• Written request: Omit all images. Write out the rest of the material exactly.

• Records for the exercise:
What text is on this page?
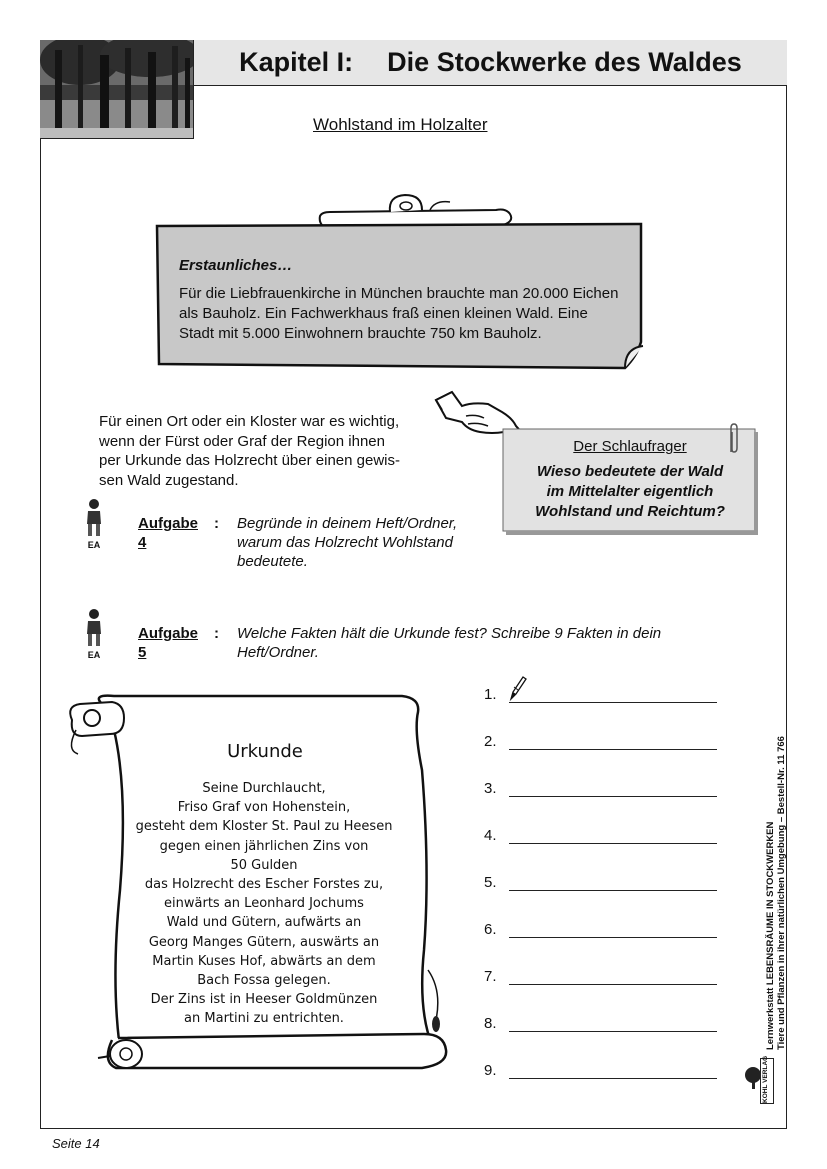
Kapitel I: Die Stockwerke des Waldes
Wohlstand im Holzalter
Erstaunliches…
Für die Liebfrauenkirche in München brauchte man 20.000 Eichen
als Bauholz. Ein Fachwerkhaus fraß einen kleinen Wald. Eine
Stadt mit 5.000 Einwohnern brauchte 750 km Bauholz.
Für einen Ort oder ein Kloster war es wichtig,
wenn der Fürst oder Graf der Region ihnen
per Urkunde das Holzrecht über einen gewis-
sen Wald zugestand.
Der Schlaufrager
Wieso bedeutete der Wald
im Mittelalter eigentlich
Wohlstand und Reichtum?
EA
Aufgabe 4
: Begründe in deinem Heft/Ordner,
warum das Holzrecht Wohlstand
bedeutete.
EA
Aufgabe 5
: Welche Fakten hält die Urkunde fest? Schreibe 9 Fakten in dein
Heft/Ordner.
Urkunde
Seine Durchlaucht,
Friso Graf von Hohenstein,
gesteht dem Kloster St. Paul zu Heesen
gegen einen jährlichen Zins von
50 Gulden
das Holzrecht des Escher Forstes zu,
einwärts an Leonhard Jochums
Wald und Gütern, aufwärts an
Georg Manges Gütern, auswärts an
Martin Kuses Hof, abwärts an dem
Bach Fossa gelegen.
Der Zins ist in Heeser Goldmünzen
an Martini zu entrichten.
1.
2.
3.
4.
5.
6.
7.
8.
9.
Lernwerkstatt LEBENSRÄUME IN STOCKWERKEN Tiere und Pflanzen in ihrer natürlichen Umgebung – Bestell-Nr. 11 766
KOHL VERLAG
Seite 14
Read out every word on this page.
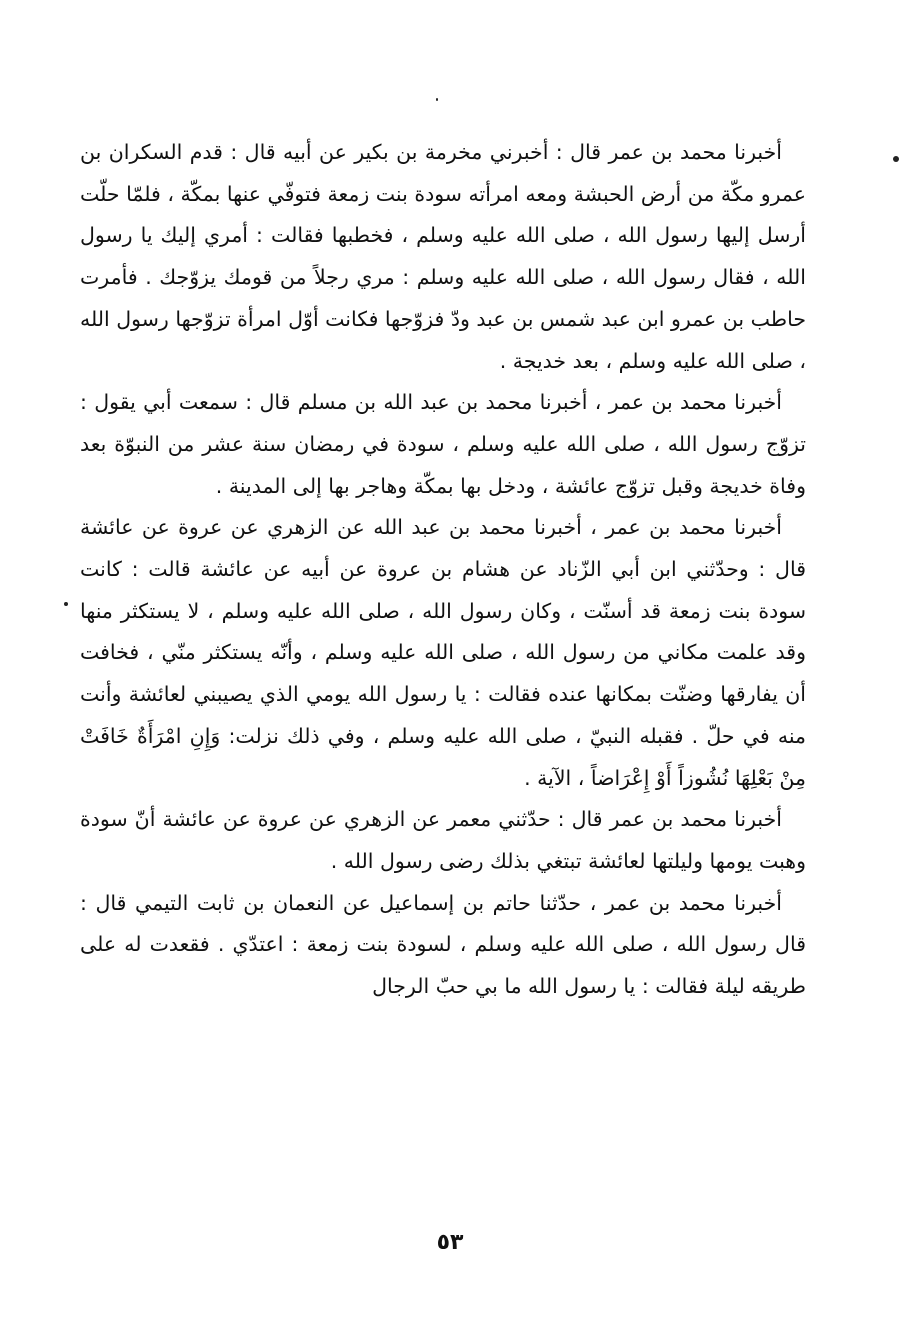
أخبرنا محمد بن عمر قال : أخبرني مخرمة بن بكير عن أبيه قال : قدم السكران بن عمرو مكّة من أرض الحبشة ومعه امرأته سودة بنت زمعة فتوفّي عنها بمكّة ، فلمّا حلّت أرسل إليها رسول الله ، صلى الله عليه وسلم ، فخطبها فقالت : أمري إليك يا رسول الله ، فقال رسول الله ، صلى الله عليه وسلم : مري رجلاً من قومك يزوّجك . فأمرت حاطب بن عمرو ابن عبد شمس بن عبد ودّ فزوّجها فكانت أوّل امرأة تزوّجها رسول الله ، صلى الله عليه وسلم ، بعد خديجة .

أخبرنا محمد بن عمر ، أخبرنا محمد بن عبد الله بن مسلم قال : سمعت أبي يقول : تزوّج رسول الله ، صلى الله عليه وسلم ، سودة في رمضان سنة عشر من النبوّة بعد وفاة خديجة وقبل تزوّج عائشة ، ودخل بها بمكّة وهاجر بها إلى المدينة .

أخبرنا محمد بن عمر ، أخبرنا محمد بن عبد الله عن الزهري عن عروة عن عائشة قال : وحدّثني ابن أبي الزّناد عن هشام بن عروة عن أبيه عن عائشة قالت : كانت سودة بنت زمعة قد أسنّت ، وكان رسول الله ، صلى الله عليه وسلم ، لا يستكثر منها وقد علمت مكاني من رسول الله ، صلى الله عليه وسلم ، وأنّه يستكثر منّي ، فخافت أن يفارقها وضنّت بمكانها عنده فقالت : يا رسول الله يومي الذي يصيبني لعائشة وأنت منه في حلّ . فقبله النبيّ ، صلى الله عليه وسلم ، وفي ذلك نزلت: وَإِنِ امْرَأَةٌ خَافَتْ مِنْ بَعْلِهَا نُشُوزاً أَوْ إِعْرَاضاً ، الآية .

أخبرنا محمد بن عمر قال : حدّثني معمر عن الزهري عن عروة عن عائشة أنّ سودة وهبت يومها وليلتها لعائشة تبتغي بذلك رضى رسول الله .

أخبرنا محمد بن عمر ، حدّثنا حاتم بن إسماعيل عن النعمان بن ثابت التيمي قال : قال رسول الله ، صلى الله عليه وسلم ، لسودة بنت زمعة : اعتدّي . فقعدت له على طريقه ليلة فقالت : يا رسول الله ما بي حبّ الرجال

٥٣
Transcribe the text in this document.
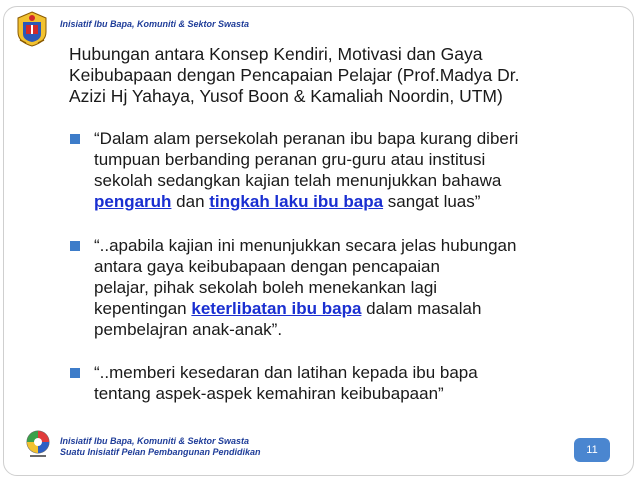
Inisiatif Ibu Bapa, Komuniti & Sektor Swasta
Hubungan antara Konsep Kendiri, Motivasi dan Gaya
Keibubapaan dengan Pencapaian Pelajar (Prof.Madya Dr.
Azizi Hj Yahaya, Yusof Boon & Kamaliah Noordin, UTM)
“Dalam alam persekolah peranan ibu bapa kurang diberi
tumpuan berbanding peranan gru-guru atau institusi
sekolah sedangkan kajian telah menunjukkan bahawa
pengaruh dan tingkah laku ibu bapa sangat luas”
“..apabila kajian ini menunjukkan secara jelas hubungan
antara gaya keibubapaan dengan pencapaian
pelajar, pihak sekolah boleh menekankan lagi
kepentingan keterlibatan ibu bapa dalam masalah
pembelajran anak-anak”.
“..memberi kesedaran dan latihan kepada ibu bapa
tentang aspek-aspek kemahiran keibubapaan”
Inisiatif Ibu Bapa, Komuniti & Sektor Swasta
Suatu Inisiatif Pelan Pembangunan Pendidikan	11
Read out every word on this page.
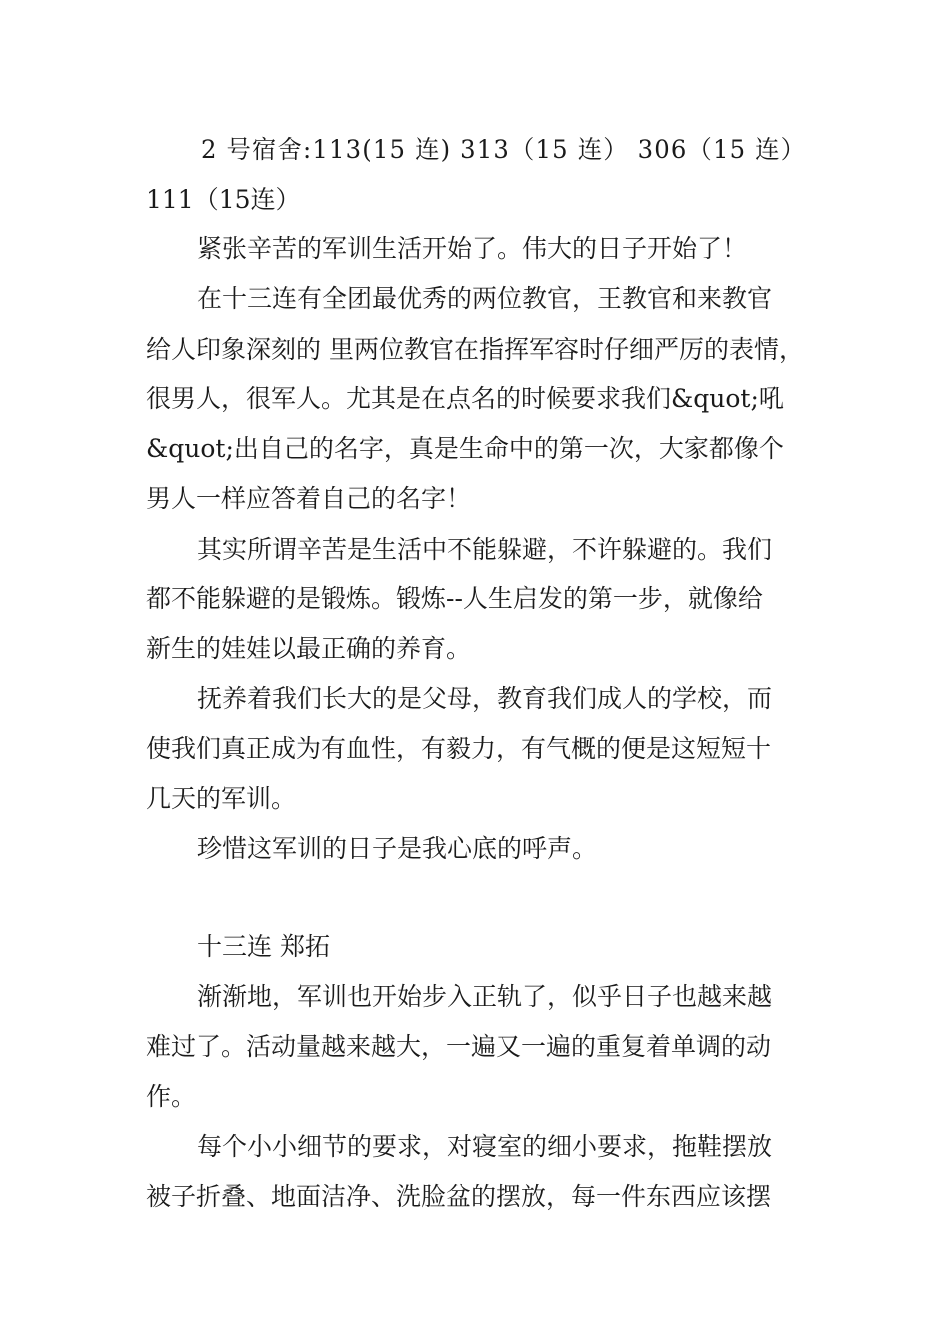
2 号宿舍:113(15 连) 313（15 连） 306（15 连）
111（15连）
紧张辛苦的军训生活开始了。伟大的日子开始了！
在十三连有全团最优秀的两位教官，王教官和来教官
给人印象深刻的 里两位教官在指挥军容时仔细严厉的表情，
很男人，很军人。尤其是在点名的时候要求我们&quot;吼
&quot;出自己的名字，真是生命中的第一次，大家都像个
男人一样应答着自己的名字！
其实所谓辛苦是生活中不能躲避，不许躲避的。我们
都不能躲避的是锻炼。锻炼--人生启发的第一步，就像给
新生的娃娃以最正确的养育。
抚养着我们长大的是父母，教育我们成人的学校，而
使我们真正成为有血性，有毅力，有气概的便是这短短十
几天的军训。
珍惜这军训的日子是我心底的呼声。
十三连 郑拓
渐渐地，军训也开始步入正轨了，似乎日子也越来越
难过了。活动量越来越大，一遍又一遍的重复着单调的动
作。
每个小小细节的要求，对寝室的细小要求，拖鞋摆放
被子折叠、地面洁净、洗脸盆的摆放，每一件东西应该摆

• Finished task:
What text is on this page?
Kapitel I: Die Stockwerke des Waldes
Wohlstand im Holzalter
Erstaunliches…
Für die Liebfrauenkirche in München brauchte man 20.000 Eichen
als Bauholz. Ein Fachwerkhaus fraß einen kleinen Wald. Eine
Stadt mit 5.000 Einwohnern brauchte 750 km Bauholz.
Für einen Ort oder ein Kloster war es wichtig,
wenn der Fürst oder Graf der Region ihnen
per Urkunde das Holzrecht über einen gewis-
sen Wald zugestand.
Der Schlaufrager
Wieso bedeutete der Wald
im Mittelalter eigentlich
Wohlstand und Reichtum?
EA
Aufgabe 4
: Begründe in deinem Heft/Ordner,
warum das Holzrecht Wohlstand
bedeutete.
EA
Aufgabe 5
: Welche Fakten hält die Urkunde fest? Schreibe 9 Fakten in dein
Heft/Ordner.
Urkunde
Seine Durchlaucht,
Friso Graf von Hohenstein,
gesteht dem Kloster St. Paul zu Heesen
gegen einen jährlichen Zins von
50 Gulden
das Holzrecht des Escher Forstes zu,
einwärts an Leonhard Jochums
Wald und Gütern, aufwärts an
Georg Manges Gütern, auswärts an
Martin Kuses Hof, abwärts an dem
Bach Fossa gelegen.
Der Zins ist in Heeser Goldmünzen
an Martini zu entrichten.
1.
2.
3.
4.
5.
6.
7.
8.
9.
Lernwerkstatt LEBENSRÄUME IN STOCKWERKEN Tiere und Pflanzen in ihrer natürlichen Umgebung – Bestell-Nr. 11 766
KOHL VERLAG
Seite 14
Read out every word on this page.
أخبرنا محمد بن عمر قال : أخبرني مخرمة بن بكير عن أبيه قال : قدم السكران بن عمرو مكّة من أرض الحبشة ومعه امرأته سودة بنت زمعة فتوفّي عنها بمكّة ، فلمّا حلّت أرسل إليها رسول الله ، صلى الله عليه وسلم ، فخطبها فقالت : أمري إليك يا رسول الله ، فقال رسول الله ، صلى الله عليه وسلم : مري رجلاً من قومك يزوّجك . فأمرت حاطب بن عمرو ابن عبد شمس بن عبد ودّ فزوّجها فكانت أوّل امرأة تزوّجها رسول الله ، صلى الله عليه وسلم ، بعد خديجة .

أخبرنا محمد بن عمر ، أخبرنا محمد بن عبد الله بن مسلم قال : سمعت أبي يقول : تزوّج رسول الله ، صلى الله عليه وسلم ، سودة في رمضان سنة عشر من النبوّة بعد وفاة خديجة وقبل تزوّج عائشة ، ودخل بها بمكّة وهاجر بها إلى المدينة .

أخبرنا محمد بن عمر ، أخبرنا محمد بن عبد الله عن الزهري عن عروة عن عائشة قال : وحدّثني ابن أبي الزّناد عن هشام بن عروة عن أبيه عن عائشة قالت : كانت سودة بنت زمعة قد أسنّت ، وكان رسول الله ، صلى الله عليه وسلم ، لا يستكثر منها وقد علمت مكاني من رسول الله ، صلى الله عليه وسلم ، وأنّه يستكثر منّي ، فخافت أن يفارقها وضنّت بمكانها عنده فقالت : يا رسول الله يومي الذي يصيبني لعائشة وأنت منه في حلّ . فقبله النبيّ ، صلى الله عليه وسلم ، وفي ذلك نزلت: وَإِنِ امْرَأَةٌ خَافَتْ مِنْ بَعْلِهَا نُشُوزاً أَوْ إِعْرَاضاً ، الآية .

أخبرنا محمد بن عمر قال : حدّثني معمر عن الزهري عن عروة عن عائشة أنّ سودة وهبت يومها وليلتها لعائشة تبتغي بذلك رضى رسول الله .

أخبرنا محمد بن عمر ، حدّثنا حاتم بن إسماعيل عن النعمان بن ثابت التيمي قال : قال رسول الله ، صلى الله عليه وسلم ، لسودة بنت زمعة : اعتدّي . فقعدت له على طريقه ليلة فقالت : يا رسول الله ما بي حبّ الرجال

٥٣
Transcribe the text in this document.
Inisiatif Ibu Bapa, Komuniti & Sektor Swasta
Hubungan antara Konsep Kendiri, Motivasi dan Gaya
Keibubapaan dengan Pencapaian Pelajar (Prof.Madya Dr.
Azizi Hj Yahaya, Yusof Boon & Kamaliah Noordin, UTM)
“Dalam alam persekolah peranan ibu bapa kurang diberi
tumpuan berbanding peranan gru-guru atau institusi
sekolah sedangkan kajian telah menunjukkan bahawa
pengaruh dan tingkah laku ibu bapa sangat luas”
“..apabila kajian ini menunjukkan secara jelas hubungan
antara gaya keibubapaan dengan pencapaian
pelajar, pihak sekolah boleh menekankan lagi
kepentingan keterlibatan ibu bapa dalam masalah
pembelajran anak-anak”.
“..memberi kesedaran dan latihan kepada ibu bapa
tentang aspek-aspek kemahiran keibubapaan”
Inisiatif Ibu Bapa, Komuniti & Sektor Swasta
Suatu Inisiatif Pelan Pembangunan Pendidikan	11
Read out every word on this page.
2 号宿舍:113(15 连) 313（15 连） 306（15 连）
111（15连）
紧张辛苦的军训生活开始了。伟大的日子开始了！
在十三连有全团最优秀的两位教官，王教官和来教官
给人印象深刻的 里两位教官在指挥军容时仔细严厉的表情，
很男人，很军人。尤其是在点名的时候要求我们&quot;吼
&quot;出自己的名字，真是生命中的第一次，大家都像个
男人一样应答着自己的名字！
其实所谓辛苦是生活中不能躲避，不许躲避的。我们
都不能躲避的是锻炼。锻炼--人生启发的第一步，就像给
新生的娃娃以最正确的养育。
抚养着我们长大的是父母，教育我们成人的学校，而
使我们真正成为有血性，有毅力，有气概的便是这短短十
几天的军训。
珍惜这军训的日子是我心底的呼声。
十三连 郑拓
渐渐地，军训也开始步入正轨了，似乎日子也越来越
难过了。活动量越来越大，一遍又一遍的重复着单调的动
作。
每个小小细节的要求，对寝室的细小要求，拖鞋摆放
被子折叠、地面洁净、洗脸盆的摆放，每一件东西应该摆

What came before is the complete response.